**Records from a collection**
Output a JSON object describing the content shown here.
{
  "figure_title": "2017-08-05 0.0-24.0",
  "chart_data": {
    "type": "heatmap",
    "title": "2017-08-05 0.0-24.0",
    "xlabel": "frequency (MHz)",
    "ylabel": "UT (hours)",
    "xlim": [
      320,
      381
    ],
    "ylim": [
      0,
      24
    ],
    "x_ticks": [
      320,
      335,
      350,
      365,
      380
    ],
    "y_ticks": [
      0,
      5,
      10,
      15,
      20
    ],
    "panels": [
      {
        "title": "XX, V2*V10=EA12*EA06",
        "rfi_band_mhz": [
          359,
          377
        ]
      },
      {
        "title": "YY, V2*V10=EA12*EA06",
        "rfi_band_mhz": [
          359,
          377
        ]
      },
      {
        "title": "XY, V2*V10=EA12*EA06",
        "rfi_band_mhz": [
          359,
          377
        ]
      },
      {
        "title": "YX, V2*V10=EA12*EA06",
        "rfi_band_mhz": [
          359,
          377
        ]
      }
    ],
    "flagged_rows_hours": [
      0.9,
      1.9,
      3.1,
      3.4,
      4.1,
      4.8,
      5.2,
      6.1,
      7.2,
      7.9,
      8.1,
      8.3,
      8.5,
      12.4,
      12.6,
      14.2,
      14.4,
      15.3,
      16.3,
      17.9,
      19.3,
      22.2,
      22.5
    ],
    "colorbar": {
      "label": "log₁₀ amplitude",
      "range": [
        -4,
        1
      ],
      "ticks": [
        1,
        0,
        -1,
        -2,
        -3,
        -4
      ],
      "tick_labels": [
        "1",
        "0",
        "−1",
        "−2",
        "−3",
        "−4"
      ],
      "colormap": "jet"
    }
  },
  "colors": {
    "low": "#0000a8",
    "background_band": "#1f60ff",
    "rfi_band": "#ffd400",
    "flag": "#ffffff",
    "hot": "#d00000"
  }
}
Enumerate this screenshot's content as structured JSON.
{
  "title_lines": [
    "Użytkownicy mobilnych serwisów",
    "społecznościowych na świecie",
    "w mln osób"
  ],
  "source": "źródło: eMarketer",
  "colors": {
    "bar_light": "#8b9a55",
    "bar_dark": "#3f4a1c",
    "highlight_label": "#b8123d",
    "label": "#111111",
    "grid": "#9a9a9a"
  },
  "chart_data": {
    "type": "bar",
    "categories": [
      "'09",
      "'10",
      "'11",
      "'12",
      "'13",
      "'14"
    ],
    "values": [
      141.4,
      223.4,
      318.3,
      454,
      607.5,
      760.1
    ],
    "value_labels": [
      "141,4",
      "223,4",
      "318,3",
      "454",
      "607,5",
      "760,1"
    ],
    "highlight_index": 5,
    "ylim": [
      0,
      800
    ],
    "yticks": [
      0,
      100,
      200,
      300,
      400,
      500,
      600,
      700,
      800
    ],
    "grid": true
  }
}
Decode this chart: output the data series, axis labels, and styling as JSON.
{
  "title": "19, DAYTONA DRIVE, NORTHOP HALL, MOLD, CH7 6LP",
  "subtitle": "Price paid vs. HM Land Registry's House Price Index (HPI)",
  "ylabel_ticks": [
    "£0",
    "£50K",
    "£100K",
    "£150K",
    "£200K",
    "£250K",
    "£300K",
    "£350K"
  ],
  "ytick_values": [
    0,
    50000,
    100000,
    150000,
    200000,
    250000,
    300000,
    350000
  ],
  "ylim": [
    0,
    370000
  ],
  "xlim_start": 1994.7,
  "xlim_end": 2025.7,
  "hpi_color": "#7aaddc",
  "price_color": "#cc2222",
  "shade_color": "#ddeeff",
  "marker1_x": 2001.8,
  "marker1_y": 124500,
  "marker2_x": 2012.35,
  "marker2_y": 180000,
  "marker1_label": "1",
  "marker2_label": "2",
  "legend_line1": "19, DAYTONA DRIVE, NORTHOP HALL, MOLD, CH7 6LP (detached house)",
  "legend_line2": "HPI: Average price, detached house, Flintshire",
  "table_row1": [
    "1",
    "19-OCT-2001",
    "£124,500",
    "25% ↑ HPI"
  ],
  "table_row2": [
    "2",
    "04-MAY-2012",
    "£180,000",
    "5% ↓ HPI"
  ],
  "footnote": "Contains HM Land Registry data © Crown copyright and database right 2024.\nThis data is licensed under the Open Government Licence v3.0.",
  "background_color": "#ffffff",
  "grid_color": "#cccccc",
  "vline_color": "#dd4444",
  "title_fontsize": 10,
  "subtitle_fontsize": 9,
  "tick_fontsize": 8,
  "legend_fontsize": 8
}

**Exercise goal**
Write out the lines above, starting at the line that contains "Decode this chart: output" and ending with the final line, and nothing else; copy them exactly.

**Problem solution**
Decode this chart: output the data series, axis labels, and styling as JSON.
{
  "title": "19, DAYTONA DRIVE, NORTHOP HALL, MOLD, CH7 6LP",
  "subtitle": "Price paid vs. HM Land Registry's House Price Index (HPI)",
  "ylabel_ticks": [
    "£0",
    "£50K",
    "£100K",
    "£150K",
    "£200K",
    "£250K",
    "£300K",
    "£350K"
  ],
  "ytick_values": [
    0,
    50000,
    100000,
    150000,
    200000,
    250000,
    300000,
    350000
  ],
  "ylim": [
    0,
    370000
  ],
  "xlim_start": 1994.7,
  "xlim_end": 2025.7,
  "hpi_color": "#7aaddc",
  "price_color": "#cc2222",
  "shade_color": "#ddeeff",
  "marker1_x": 2001.8,
  "marker1_y": 124500,
  "marker2_x": 2012.35,
  "marker2_y": 180000,
  "marker1_label": "1",
  "marker2_label": "2",
  "legend_line1": "19, DAYTONA DRIVE, NORTHOP HALL, MOLD, CH7 6LP (detached house)",
  "legend_line2": "HPI: Average price, detached house, Flintshire",
  "table_row1": [
    "1",
    "19-OCT-2001",
    "£124,500",
    "25% ↑ HPI"
  ],
  "table_row2": [
    "2",
    "04-MAY-2012",
    "£180,000",
    "5% ↓ HPI"
  ],
  "footnote": "Contains HM Land Registry data © Crown copyright and database right 2024.\nThis data is licensed under the Open Government Licence v3.0.",
  "background_color": "#ffffff",
  "grid_color": "#cccccc",
  "vline_color": "#dd4444",
  "title_fontsize": 10,
  "subtitle_fontsize": 9,
  "tick_fontsize": 8,
  "legend_fontsize": 8
}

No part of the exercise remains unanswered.